* START *

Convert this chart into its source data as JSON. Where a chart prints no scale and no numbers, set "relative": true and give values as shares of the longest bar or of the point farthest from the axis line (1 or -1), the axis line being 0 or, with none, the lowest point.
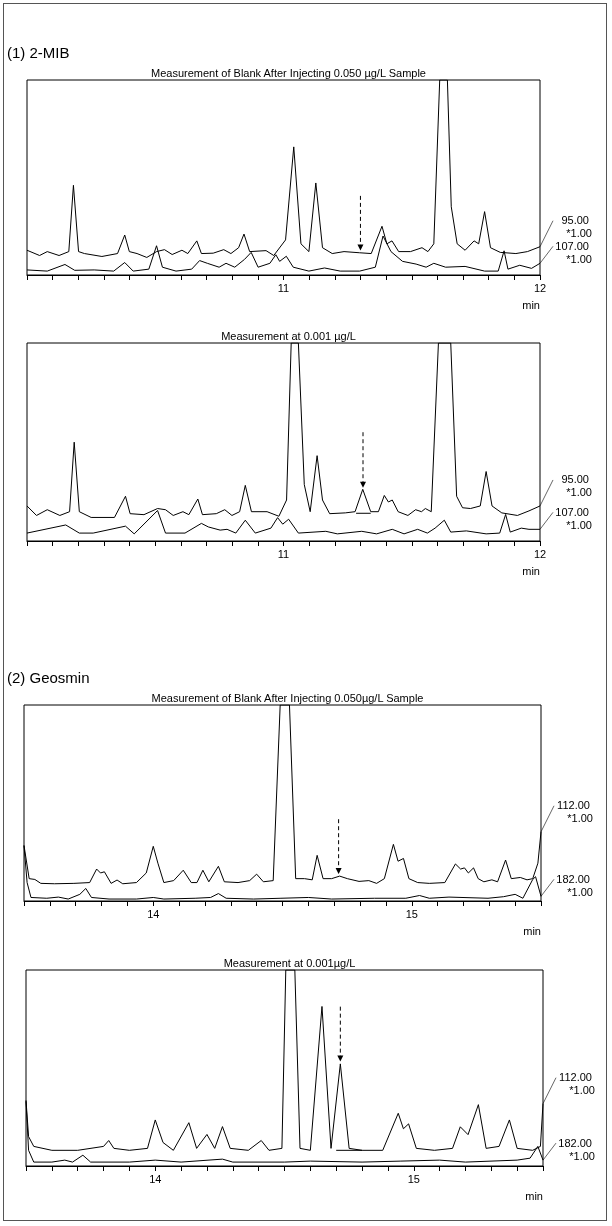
{
  "chart_data": [
    {
      "type": "line",
      "title": "(1) 2-MIB",
      "subtitle": "Measurement of Blank After Injecting 0.050 µg/L Sample",
      "xlabel": "min",
      "relative": true,
      "xlim": [
        10,
        12
      ],
      "xticks": [
        {
          "value": 10,
          "label": null
        },
        {
          "value": 10.1,
          "label": null
        },
        {
          "value": 10.2,
          "label": null
        },
        {
          "value": 10.3,
          "label": null
        },
        {
          "value": 10.4,
          "label": null
        },
        {
          "value": 10.5,
          "label": null
        },
        {
          "value": 10.6,
          "label": null
        },
        {
          "value": 10.7,
          "label": null
        },
        {
          "value": 10.8,
          "label": null
        },
        {
          "value": 10.9,
          "label": null
        },
        11,
        {
          "value": 11.1,
          "label": null
        },
        {
          "value": 11.2,
          "label": null
        },
        {
          "value": 11.3,
          "label": null
        },
        {
          "value": 11.4,
          "label": null
        },
        {
          "value": 11.5,
          "label": null
        },
        {
          "value": 11.6,
          "label": null
        },
        {
          "value": 11.7,
          "label": null
        },
        {
          "value": 11.8,
          "label": null
        },
        {
          "value": 11.9,
          "label": null
        },
        12
      ],
      "series": [
        {
          "name": "95.00 *1.00",
          "color": "#000000",
          "x": [
            10.0,
            10.049,
            10.079,
            10.125,
            10.163,
            10.181,
            10.201,
            10.224,
            10.292,
            10.353,
            10.381,
            10.399,
            10.429,
            10.467,
            10.505,
            10.536,
            10.566,
            10.604,
            10.627,
            10.662,
            10.68,
            10.726,
            10.767,
            10.795,
            10.825,
            10.846,
            10.868,
            10.932,
            10.962,
            11.008,
            11.04,
            11.068,
            11.099,
            11.126,
            11.152,
            11.19,
            11.236,
            11.297,
            11.342,
            11.384,
            11.403,
            11.423,
            11.449,
            11.495,
            11.54,
            11.563,
            11.586,
            11.609,
            11.639,
            11.654,
            11.677,
            11.708,
            11.743,
            11.761,
            11.784,
            11.807,
            11.845,
            11.906,
            11.951,
            12.0
          ],
          "values": [
            0.127,
            0.1,
            0.12,
            0.1,
            0.12,
            0.46,
            0.12,
            0.11,
            0.095,
            0.11,
            0.205,
            0.12,
            0.11,
            0.09,
            0.12,
            0.13,
            0.105,
            0.127,
            0.11,
            0.175,
            0.11,
            0.112,
            0.13,
            0.11,
            0.14,
            0.21,
            0.12,
            0.125,
            0.1,
            0.18,
            0.657,
            0.16,
            0.12,
            0.472,
            0.14,
            0.11,
            0.12,
            0.114,
            0.11,
            0.25,
            0.16,
            0.175,
            0.12,
            0.12,
            0.14,
            0.12,
            0.16,
            1,
            1,
            0.35,
            0.16,
            0.127,
            0.175,
            0.16,
            0.325,
            0.14,
            0.116,
            0.11,
            0.12,
            0.145
          ]
        },
        {
          "name": "107.00 *1.00",
          "color": "#000000",
          "x": [
            10.0,
            10.079,
            10.148,
            10.186,
            10.262,
            10.338,
            10.381,
            10.414,
            10.475,
            10.505,
            10.528,
            10.581,
            10.642,
            10.673,
            10.703,
            10.749,
            10.776,
            10.81,
            10.848,
            10.874,
            10.901,
            10.947,
            10.97,
            10.985,
            11.011,
            11.038,
            11.099,
            11.16,
            11.221,
            11.297,
            11.358,
            11.388,
            11.419,
            11.464,
            11.517,
            11.556,
            11.586,
            11.632,
            11.708,
            11.784,
            11.837,
            11.86,
            11.875,
            11.921,
            11.967,
            12.0
          ],
          "values": [
            0.026,
            0.02,
            0.054,
            0.024,
            0.026,
            0.02,
            0.064,
            0.02,
            0.03,
            0.15,
            0.04,
            0.02,
            0.03,
            0.074,
            0.06,
            0.04,
            0.06,
            0.04,
            0.08,
            0.116,
            0.04,
            0.06,
            0.104,
            0.07,
            0.096,
            0.04,
            0.02,
            0.036,
            0.02,
            0.02,
            0.04,
            0.2,
            0.12,
            0.07,
            0.056,
            0.04,
            0.06,
            0.04,
            0.044,
            0.02,
            0.02,
            0.124,
            0.03,
            0.05,
            0.034,
            0.06
          ]
        }
      ],
      "ref_lines": [
        {
          "axis": "x",
          "value": 11.3,
          "line_style": "dashed",
          "color": "#000000"
        }
      ],
      "legend": "right"
    },
    {
      "type": "line",
      "title": "Measurement at 0.001 µg/L",
      "xlabel": "min",
      "relative": true,
      "xlim": [
        10,
        12
      ],
      "xticks": [
        {
          "value": 10,
          "label": null
        },
        {
          "value": 10.1,
          "label": null
        },
        {
          "value": 10.2,
          "label": null
        },
        {
          "value": 10.3,
          "label": null
        },
        {
          "value": 10.4,
          "label": null
        },
        {
          "value": 10.5,
          "label": null
        },
        {
          "value": 10.6,
          "label": null
        },
        {
          "value": 10.7,
          "label": null
        },
        {
          "value": 10.8,
          "label": null
        },
        {
          "value": 10.9,
          "label": null
        },
        11,
        {
          "value": 11.1,
          "label": null
        },
        {
          "value": 11.2,
          "label": null
        },
        {
          "value": 11.3,
          "label": null
        },
        {
          "value": 11.4,
          "label": null
        },
        {
          "value": 11.5,
          "label": null
        },
        {
          "value": 11.6,
          "label": null
        },
        {
          "value": 11.7,
          "label": null
        },
        {
          "value": 11.8,
          "label": null
        },
        {
          "value": 11.9,
          "label": null
        },
        12
      ],
      "series": [
        {
          "name": "95.00 *1.00",
          "color": "#000000",
          "x": [
            10.0,
            10.037,
            10.079,
            10.128,
            10.166,
            10.184,
            10.204,
            10.25,
            10.341,
            10.384,
            10.402,
            10.456,
            10.509,
            10.54,
            10.57,
            10.608,
            10.631,
            10.666,
            10.684,
            10.738,
            10.771,
            10.799,
            10.829,
            10.851,
            10.875,
            10.936,
            10.982,
            11.012,
            11.03,
            11.058,
            11.081,
            11.104,
            11.131,
            11.152,
            11.18,
            11.241,
            11.279,
            11.309,
            11.34,
            11.37,
            11.393,
            11.409,
            11.424,
            11.447,
            11.485,
            11.515,
            11.538,
            11.553,
            11.576,
            11.604,
            11.652,
            11.675,
            11.698,
            11.729,
            11.767,
            11.79,
            11.813,
            11.851,
            11.912,
            11.957,
            12.0
          ],
          "values": [
            0.177,
            0.129,
            0.158,
            0.129,
            0.148,
            0.499,
            0.148,
            0.119,
            0.119,
            0.226,
            0.138,
            0.133,
            0.164,
            0.158,
            0.129,
            0.148,
            0.133,
            0.212,
            0.133,
            0.138,
            0.158,
            0.129,
            0.148,
            0.281,
            0.148,
            0.148,
            0.125,
            0.207,
            1,
            1,
            0.285,
            0.148,
            0.431,
            0.207,
            0.138,
            0.142,
            0.148,
            0.261,
            0.148,
            0.148,
            0.23,
            0.197,
            0.207,
            0.148,
            0.129,
            0.158,
            0.148,
            0.164,
            0.148,
            1,
            1,
            0.226,
            0.168,
            0.164,
            0.177,
            0.351,
            0.177,
            0.142,
            0.129,
            0.152,
            0.177
          ]
        },
        {
          "name": "107.00 *1.00",
          "color": "#000000",
          "x": [
            10.0,
            10.151,
            10.204,
            10.258,
            10.384,
            10.418,
            10.509,
            10.54,
            10.616,
            10.68,
            10.707,
            10.753,
            10.78,
            10.814,
            10.851,
            10.89,
            10.951,
            10.977,
            10.997,
            11.02,
            11.058,
            11.165,
            11.21,
            11.305,
            11.363,
            11.424,
            11.47,
            11.523,
            11.561,
            11.591,
            11.627,
            11.652,
            11.713,
            11.79,
            11.843,
            11.866,
            11.884,
            11.927,
            11.957,
            12.0
          ],
          "values": [
            0.04,
            0.081,
            0.04,
            0.04,
            0.075,
            0.036,
            0.154,
            0.04,
            0.04,
            0.089,
            0.071,
            0.055,
            0.059,
            0.04,
            0.105,
            0.04,
            0.065,
            0.118,
            0.085,
            0.11,
            0.04,
            0.049,
            0.036,
            0.049,
            0.036,
            0.059,
            0.036,
            0.059,
            0.04,
            0.065,
            0.105,
            0.045,
            0.051,
            0.036,
            0.04,
            0.134,
            0.045,
            0.065,
            0.059,
            0.059
          ]
        },
        {
          "color": "#000000",
          "x": [
            11.283,
            11.34
          ],
          "values": [
            0.14,
            0.14
          ]
        }
      ],
      "ref_lines": [
        {
          "axis": "x",
          "value": 11.31,
          "line_style": "dashed",
          "color": "#000000"
        }
      ],
      "legend": "right"
    },
    {
      "type": "line",
      "title": "(2) Geosmin",
      "subtitle": "Measurement of Blank After Injecting 0.050µg/L Sample",
      "xlabel": "min",
      "relative": true,
      "xlim": [
        13.5,
        15.5
      ],
      "xticks": [
        {
          "value": 13.5,
          "label": null
        },
        {
          "value": 13.6,
          "label": null
        },
        {
          "value": 13.7,
          "label": null
        },
        {
          "value": 13.8,
          "label": null
        },
        {
          "value": 13.9,
          "label": null
        },
        14,
        {
          "value": 14.1,
          "label": null
        },
        {
          "value": 14.2,
          "label": null
        },
        {
          "value": 14.3,
          "label": null
        },
        {
          "value": 14.4,
          "label": null
        },
        {
          "value": 14.5,
          "label": null
        },
        {
          "value": 14.6,
          "label": null
        },
        {
          "value": 14.7,
          "label": null
        },
        {
          "value": 14.8,
          "label": null
        },
        {
          "value": 14.9,
          "label": null
        },
        15,
        {
          "value": 15.1,
          "label": null
        },
        {
          "value": 15.2,
          "label": null
        },
        {
          "value": 15.3,
          "label": null
        },
        {
          "value": 15.4,
          "label": null
        },
        {
          "value": 15.5,
          "label": null
        }
      ],
      "series": [
        {
          "name": "112.00 *1.00",
          "color": "#000000",
          "x": [
            13.5,
            13.52,
            13.542,
            13.565,
            13.618,
            13.693,
            13.754,
            13.781,
            13.796,
            13.811,
            13.837,
            13.86,
            13.882,
            13.935,
            13.973,
            14.0,
            14.018,
            14.041,
            14.079,
            14.116,
            14.147,
            14.169,
            14.192,
            14.215,
            14.252,
            14.275,
            14.328,
            14.373,
            14.4,
            14.426,
            14.464,
            14.491,
            14.527,
            14.551,
            14.585,
            14.615,
            14.634,
            14.657,
            14.69,
            14.721,
            14.751,
            14.796,
            14.834,
            14.864,
            14.894,
            14.929,
            14.947,
            14.968,
            14.989,
            15.023,
            15.068,
            15.128,
            15.169,
            15.189,
            15.204,
            15.219,
            15.239,
            15.257,
            15.279,
            15.31,
            15.332,
            15.363,
            15.385,
            15.42,
            15.446,
            15.468,
            15.488,
            15.5
          ],
          "values": [
            0.283,
            0.114,
            0.11,
            0.09,
            0.088,
            0.09,
            0.094,
            0.163,
            0.143,
            0.149,
            0.09,
            0.107,
            0.088,
            0.094,
            0.143,
            0.279,
            0.193,
            0.094,
            0.104,
            0.157,
            0.094,
            0.094,
            0.157,
            0.098,
            0.177,
            0.098,
            0.094,
            0.104,
            0.137,
            0.098,
            0.104,
            1,
            1,
            0.114,
            0.114,
            0.108,
            0.233,
            0.114,
            0.114,
            0.127,
            0.114,
            0.1,
            0.104,
            0.09,
            0.114,
            0.289,
            0.203,
            0.217,
            0.114,
            0.094,
            0.09,
            0.094,
            0.189,
            0.163,
            0.169,
            0.143,
            0.169,
            0.114,
            0.098,
            0.108,
            0.098,
            0.209,
            0.114,
            0.12,
            0.108,
            0.114,
            0.193,
            0.353
          ]
        },
        {
          "name": "182.00 *1.00",
          "color": "#000000",
          "x": [
            13.5,
            13.512,
            13.527,
            13.588,
            13.633,
            13.671,
            13.716,
            13.739,
            13.761,
            13.829,
            13.935,
            14.0,
            14.041,
            14.162,
            14.222,
            14.252,
            14.282,
            14.388,
            14.494,
            14.6,
            14.69,
            14.856,
            14.977,
            15.03,
            15.068,
            15.144,
            15.295,
            15.355,
            15.4,
            15.43,
            15.468,
            15.479,
            15.5
          ],
          "values": [
            0.283,
            0.094,
            0.018,
            0.014,
            0.02,
            0.01,
            0.034,
            0.064,
            0.018,
            0.01,
            0.01,
            0.018,
            0.01,
            0.014,
            0.018,
            0.038,
            0.014,
            0.01,
            0.014,
            0.018,
            0.01,
            0.014,
            0.014,
            0.028,
            0.014,
            0.02,
            0.014,
            0.022,
            0.034,
            0.014,
            0.11,
            0.124,
            0.024
          ]
        }
      ],
      "ref_lines": [
        {
          "axis": "x",
          "value": 14.717,
          "line_style": "dashed",
          "color": "#000000"
        }
      ],
      "legend": "right"
    },
    {
      "type": "line",
      "title": "Measurement at 0.001µg/L",
      "xlabel": "min",
      "relative": true,
      "xlim": [
        13.5,
        15.5
      ],
      "xticks": [
        {
          "value": 13.5,
          "label": null
        },
        {
          "value": 13.6,
          "label": null
        },
        {
          "value": 13.7,
          "label": null
        },
        {
          "value": 13.8,
          "label": null
        },
        {
          "value": 13.9,
          "label": null
        },
        14,
        {
          "value": 14.1,
          "label": null
        },
        {
          "value": 14.2,
          "label": null
        },
        {
          "value": 14.3,
          "label": null
        },
        {
          "value": 14.4,
          "label": null
        },
        {
          "value": 14.5,
          "label": null
        },
        {
          "value": 14.6,
          "label": null
        },
        {
          "value": 14.7,
          "label": null
        },
        {
          "value": 14.8,
          "label": null
        },
        {
          "value": 14.9,
          "label": null
        },
        15,
        {
          "value": 15.1,
          "label": null
        },
        {
          "value": 15.2,
          "label": null
        },
        {
          "value": 15.3,
          "label": null
        },
        {
          "value": 15.4,
          "label": null
        },
        {
          "value": 15.5,
          "label": null
        }
      ],
      "series": [
        {
          "name": "112.00 *1.00",
          "color": "#000000",
          "x": [
            13.5,
            13.51,
            13.53,
            13.6,
            13.7,
            13.8,
            13.82,
            13.84,
            13.9,
            13.97,
            14.0,
            14.03,
            14.07,
            14.13,
            14.16,
            14.2,
            14.23,
            14.26,
            14.29,
            14.36,
            14.41,
            14.44,
            14.49,
            14.505,
            14.54,
            14.56,
            14.6,
            14.645,
            14.68,
            14.716,
            14.75,
            14.8,
            14.88,
            14.94,
            14.96,
            14.98,
            15.01,
            15.08,
            15.15,
            15.18,
            15.21,
            15.25,
            15.28,
            15.33,
            15.37,
            15.4,
            15.46,
            15.49,
            15.5
          ],
          "values": [
            0.335,
            0.15,
            0.1,
            0.08,
            0.08,
            0.1,
            0.13,
            0.09,
            0.08,
            0.09,
            0.235,
            0.12,
            0.08,
            0.221,
            0.09,
            0.161,
            0.09,
            0.201,
            0.09,
            0.08,
            0.13,
            0.08,
            0.09,
            1,
            1,
            0.09,
            0.08,
            0.814,
            0.09,
            0.521,
            0.09,
            0.08,
            0.08,
            0.269,
            0.19,
            0.215,
            0.09,
            0.08,
            0.09,
            0.2,
            0.16,
            0.313,
            0.09,
            0.1,
            0.235,
            0.09,
            0.08,
            0.1,
            0.318
          ]
        },
        {
          "name": "182.00 *1.00",
          "color": "#000000",
          "x": [
            13.5,
            13.51,
            13.53,
            13.6,
            13.65,
            13.68,
            13.72,
            13.75,
            13.9,
            14.0,
            14.1,
            14.26,
            14.3,
            14.5,
            14.6,
            14.8,
            14.95,
            15.1,
            15.2,
            15.4,
            15.45,
            15.48,
            15.5
          ],
          "values": [
            0.33,
            0.08,
            0.02,
            0.02,
            0.03,
            0.02,
            0.055,
            0.02,
            0.02,
            0.03,
            0.02,
            0.035,
            0.02,
            0.02,
            0.025,
            0.02,
            0.025,
            0.03,
            0.02,
            0.03,
            0.04,
            0.1,
            0.03
          ]
        },
        {
          "color": "#000000",
          "x": [
            14.7,
            14.8
          ],
          "values": [
            0.08,
            0.08
          ]
        }
      ],
      "ref_lines": [
        {
          "axis": "x",
          "value": 14.716,
          "line_style": "dashed",
          "color": "#000000"
        }
      ],
      "legend": "right"
    }
  ]
}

* END *

*YOUR TASK:* Using the listing, say how many lines include the word "After", and add nothing else.

*COMPLETED TASK:* 2